Extract the entries in their exact form.

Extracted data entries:
-- Start --
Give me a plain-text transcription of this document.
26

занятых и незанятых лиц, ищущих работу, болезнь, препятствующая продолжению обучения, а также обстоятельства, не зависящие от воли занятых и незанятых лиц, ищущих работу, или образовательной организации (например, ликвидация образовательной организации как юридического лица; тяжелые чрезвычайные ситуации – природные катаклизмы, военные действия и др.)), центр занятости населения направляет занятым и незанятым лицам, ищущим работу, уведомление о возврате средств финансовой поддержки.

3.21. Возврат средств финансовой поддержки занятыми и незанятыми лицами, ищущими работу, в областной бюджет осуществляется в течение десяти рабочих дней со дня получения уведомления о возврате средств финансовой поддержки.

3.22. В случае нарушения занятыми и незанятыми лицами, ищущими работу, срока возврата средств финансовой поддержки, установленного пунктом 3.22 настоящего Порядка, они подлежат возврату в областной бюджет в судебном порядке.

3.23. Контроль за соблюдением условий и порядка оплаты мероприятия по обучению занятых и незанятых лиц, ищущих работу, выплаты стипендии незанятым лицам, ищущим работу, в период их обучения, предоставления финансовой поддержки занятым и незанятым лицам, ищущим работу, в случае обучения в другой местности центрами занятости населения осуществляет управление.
-- End --
▶ _WRITTEN SOLUTION_
Give me a plain-text transcription of this document.
26

занятых и незанятых лиц, ищущих работу, болезнь, препятствующая продолжению обучения, а также обстоятельства, не зависящие от воли занятых и незанятых лиц, ищущих работу, или образовательной организации (например, ликвидация образовательной организации как юридического лица; тяжелые чрезвычайные ситуации – природные катаклизмы, военные действия и др.)), центр занятости населения направляет занятым и незанятым лицам, ищущим работу, уведомление о возврате средств финансовой поддержки.

3.21. Возврат средств финансовой поддержки занятыми и незанятыми лицами, ищущими работу, в областной бюджет осуществляется в течение десяти рабочих дней со дня получения уведомления о возврате средств финансовой поддержки.

3.22. В случае нарушения занятыми и незанятыми лицами, ищущими работу, срока возврата средств финансовой поддержки, установленного пунктом 3.22 настоящего Порядка, они подлежат возврату в областной бюджет в судебном порядке.

3.23. Контроль за соблюдением условий и порядка оплаты мероприятия по обучению занятых и незанятых лиц, ищущих работу, выплаты стипендии незанятым лицам, ищущим работу, в период их обучения, предоставления финансовой поддержки занятым и незанятым лицам, ищущим работу, в случае обучения в другой местности центрами занятости населения осуществляет управление.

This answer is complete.